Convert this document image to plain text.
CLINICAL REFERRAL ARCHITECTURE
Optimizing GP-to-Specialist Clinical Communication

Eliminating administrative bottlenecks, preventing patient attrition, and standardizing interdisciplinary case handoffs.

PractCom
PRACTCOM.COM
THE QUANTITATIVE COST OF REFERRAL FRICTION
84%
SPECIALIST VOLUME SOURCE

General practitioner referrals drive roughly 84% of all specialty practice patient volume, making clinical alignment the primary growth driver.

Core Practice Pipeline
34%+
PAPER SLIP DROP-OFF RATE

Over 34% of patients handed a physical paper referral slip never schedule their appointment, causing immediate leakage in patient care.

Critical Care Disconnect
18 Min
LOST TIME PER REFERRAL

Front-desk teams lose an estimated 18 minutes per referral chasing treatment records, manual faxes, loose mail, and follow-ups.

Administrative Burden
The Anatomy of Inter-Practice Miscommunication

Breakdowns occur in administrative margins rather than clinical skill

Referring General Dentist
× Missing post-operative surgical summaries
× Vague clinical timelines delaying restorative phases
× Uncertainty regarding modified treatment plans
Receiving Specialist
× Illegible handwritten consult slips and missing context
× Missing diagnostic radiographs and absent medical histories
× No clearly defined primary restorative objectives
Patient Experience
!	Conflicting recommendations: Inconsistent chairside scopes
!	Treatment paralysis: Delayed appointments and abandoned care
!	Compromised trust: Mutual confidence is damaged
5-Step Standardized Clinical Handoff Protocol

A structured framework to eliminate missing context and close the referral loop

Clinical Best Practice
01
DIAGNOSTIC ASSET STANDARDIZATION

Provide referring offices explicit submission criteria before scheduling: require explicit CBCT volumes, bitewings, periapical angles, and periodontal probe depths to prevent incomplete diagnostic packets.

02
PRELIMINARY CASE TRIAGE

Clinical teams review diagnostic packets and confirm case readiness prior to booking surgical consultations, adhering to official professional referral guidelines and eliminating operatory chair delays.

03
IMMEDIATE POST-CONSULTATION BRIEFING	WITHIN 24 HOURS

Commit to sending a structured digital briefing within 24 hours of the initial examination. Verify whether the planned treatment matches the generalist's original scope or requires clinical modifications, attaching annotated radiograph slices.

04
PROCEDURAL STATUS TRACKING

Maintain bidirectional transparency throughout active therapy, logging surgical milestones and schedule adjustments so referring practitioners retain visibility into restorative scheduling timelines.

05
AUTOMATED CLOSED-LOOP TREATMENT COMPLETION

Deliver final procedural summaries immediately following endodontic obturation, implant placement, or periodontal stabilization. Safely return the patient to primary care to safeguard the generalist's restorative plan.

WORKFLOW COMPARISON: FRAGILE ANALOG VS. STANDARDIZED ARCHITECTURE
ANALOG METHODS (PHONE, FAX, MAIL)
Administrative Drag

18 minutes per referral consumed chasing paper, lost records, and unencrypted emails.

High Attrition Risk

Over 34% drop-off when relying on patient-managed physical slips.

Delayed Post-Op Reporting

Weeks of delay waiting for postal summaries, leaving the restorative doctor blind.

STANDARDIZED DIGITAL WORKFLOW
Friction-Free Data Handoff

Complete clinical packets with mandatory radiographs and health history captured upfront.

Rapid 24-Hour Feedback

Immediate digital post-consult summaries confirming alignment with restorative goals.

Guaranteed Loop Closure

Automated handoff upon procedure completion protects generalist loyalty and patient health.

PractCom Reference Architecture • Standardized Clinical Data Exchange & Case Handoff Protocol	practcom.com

WHAT TO PRODUCE => The answer must consist of every line from the records above that holds "Protocol".

RESULT FOR THIS TASK =>
5-Step Standardized Clinical Handoff Protocol
PractCom Reference Architecture • Standardized Clinical Data Exchange & Case Handoff Protocol	practcom.com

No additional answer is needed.